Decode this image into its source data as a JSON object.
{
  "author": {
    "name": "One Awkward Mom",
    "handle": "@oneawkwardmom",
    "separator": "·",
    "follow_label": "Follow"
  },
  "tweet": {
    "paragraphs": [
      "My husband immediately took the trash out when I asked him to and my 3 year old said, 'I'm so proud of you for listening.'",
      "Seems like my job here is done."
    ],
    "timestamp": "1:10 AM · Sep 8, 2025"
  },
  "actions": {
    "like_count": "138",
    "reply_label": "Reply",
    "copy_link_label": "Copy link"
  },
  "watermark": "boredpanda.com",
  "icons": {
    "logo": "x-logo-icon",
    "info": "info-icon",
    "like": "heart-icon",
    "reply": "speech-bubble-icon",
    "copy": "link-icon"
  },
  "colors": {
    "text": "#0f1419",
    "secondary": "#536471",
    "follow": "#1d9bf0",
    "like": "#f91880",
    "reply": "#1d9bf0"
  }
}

* [What to do]: Reproduce each entry from the records above, character for character.

* [Full answer]:
Decode this image into its source data as a JSON object.
{
  "author": {
    "name": "One Awkward Mom",
    "handle": "@oneawkwardmom",
    "separator": "·",
    "follow_label": "Follow"
  },
  "tweet": {
    "paragraphs": [
      "My husband immediately took the trash out when I asked him to and my 3 year old said, 'I'm so proud of you for listening.'",
      "Seems like my job here is done."
    ],
    "timestamp": "1:10 AM · Sep 8, 2025"
  },
  "actions": {
    "like_count": "138",
    "reply_label": "Reply",
    "copy_link_label": "Copy link"
  },
  "watermark": "boredpanda.com",
  "icons": {
    "logo": "x-logo-icon",
    "info": "info-icon",
    "like": "heart-icon",
    "reply": "speech-bubble-icon",
    "copy": "link-icon"
  },
  "colors": {
    "text": "#0f1419",
    "secondary": "#536471",
    "follow": "#1d9bf0",
    "like": "#f91880",
    "reply": "#1d9bf0"
  }
}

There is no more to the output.